**Exercise instructions:**
Copy all lines holding the word "tunnelma" from the entries.

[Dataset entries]
++++
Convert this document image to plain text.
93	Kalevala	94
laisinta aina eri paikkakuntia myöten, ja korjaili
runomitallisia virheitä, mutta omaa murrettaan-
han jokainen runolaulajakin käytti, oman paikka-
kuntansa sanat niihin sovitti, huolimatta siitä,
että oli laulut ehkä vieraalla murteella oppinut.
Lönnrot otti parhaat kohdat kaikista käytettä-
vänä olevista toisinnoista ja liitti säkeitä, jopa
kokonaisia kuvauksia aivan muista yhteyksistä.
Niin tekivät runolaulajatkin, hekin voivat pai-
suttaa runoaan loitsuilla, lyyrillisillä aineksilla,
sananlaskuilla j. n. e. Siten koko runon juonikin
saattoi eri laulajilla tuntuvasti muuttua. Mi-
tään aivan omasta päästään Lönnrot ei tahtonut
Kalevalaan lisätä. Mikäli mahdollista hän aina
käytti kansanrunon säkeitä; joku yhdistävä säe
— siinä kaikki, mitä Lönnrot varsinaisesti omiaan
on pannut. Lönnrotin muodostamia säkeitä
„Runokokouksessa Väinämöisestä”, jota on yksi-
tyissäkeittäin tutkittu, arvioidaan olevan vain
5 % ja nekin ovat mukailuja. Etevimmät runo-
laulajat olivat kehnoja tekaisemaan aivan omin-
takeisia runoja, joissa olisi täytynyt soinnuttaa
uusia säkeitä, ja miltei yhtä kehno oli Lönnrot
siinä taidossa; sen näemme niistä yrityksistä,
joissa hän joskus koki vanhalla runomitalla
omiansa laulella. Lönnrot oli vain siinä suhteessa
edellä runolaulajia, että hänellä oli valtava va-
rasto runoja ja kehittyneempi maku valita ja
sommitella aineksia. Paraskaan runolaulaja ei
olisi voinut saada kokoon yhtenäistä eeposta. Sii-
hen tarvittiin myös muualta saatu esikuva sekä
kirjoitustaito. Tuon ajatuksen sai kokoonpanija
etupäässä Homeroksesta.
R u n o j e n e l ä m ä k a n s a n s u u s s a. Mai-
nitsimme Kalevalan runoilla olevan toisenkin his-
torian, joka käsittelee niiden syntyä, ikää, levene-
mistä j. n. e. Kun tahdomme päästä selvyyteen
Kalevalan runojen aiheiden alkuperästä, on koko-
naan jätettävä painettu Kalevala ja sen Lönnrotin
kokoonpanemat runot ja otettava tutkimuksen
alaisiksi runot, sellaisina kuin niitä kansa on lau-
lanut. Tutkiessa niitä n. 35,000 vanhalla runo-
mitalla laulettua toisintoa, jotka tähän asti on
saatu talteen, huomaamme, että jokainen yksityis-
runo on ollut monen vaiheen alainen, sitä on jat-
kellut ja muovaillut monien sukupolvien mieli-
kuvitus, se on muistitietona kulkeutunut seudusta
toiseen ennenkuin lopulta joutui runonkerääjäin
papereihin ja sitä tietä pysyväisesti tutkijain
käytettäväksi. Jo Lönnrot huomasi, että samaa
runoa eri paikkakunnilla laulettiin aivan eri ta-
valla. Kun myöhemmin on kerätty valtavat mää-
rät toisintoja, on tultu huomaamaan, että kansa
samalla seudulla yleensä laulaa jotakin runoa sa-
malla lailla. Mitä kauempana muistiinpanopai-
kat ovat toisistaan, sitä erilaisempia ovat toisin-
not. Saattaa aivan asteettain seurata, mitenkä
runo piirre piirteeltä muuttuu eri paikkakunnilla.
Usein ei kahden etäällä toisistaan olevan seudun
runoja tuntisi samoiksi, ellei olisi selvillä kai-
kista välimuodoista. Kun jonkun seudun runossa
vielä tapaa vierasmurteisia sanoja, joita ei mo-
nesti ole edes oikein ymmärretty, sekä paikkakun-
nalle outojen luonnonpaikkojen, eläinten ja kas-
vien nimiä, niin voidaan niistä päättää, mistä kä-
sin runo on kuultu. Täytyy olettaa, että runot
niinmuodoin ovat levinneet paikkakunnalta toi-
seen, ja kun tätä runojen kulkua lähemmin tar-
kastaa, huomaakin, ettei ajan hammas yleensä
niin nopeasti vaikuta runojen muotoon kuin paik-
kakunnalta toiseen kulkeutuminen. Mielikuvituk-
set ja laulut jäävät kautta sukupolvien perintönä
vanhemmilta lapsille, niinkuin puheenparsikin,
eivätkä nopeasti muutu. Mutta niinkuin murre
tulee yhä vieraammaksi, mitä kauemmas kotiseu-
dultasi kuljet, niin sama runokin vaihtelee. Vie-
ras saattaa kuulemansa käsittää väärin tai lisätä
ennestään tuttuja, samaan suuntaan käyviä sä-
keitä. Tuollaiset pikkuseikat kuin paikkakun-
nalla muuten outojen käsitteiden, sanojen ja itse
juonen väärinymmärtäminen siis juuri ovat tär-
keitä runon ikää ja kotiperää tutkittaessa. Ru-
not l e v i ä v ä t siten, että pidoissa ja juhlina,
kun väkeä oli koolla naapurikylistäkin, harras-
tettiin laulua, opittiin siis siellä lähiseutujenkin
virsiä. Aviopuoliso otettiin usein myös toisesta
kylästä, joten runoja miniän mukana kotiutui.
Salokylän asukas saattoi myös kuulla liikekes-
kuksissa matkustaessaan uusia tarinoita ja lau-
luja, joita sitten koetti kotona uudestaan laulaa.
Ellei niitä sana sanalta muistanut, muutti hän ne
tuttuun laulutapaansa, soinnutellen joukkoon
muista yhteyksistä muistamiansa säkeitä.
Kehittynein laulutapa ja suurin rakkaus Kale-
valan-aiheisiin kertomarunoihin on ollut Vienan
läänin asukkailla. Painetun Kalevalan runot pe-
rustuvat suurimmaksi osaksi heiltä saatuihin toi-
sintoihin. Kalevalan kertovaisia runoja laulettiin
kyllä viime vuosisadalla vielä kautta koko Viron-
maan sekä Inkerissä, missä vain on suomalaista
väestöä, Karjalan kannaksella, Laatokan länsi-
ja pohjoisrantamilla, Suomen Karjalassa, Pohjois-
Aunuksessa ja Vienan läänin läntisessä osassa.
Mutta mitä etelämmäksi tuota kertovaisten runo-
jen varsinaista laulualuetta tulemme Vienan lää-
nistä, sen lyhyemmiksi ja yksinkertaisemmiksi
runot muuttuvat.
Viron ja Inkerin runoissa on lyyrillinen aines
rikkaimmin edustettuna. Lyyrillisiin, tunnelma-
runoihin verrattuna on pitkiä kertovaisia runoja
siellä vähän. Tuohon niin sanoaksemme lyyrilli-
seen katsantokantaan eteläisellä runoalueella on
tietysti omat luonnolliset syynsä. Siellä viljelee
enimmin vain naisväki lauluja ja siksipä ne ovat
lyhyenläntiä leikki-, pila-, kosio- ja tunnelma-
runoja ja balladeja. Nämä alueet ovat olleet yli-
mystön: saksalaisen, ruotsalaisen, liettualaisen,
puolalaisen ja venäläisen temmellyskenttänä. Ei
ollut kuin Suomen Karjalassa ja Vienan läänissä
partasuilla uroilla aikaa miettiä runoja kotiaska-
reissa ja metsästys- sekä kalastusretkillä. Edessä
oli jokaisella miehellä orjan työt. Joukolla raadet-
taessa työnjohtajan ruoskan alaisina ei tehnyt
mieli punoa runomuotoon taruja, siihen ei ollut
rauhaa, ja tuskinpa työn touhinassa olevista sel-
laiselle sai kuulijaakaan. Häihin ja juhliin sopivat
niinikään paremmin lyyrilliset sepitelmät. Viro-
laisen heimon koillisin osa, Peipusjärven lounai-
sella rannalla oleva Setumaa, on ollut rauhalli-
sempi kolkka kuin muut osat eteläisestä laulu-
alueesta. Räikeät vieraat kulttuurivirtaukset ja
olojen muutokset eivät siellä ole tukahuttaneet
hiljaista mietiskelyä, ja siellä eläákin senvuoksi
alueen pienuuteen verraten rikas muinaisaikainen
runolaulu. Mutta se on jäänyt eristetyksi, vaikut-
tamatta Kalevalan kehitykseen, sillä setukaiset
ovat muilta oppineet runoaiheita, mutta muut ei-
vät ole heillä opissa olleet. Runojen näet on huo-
++++
**Answer for the task:**
rikkaimmin edustettuna. Lyyrillisiin, tunnelma-
lyhyenläntiä leikki-, pila-, kosio- ja tunnelma-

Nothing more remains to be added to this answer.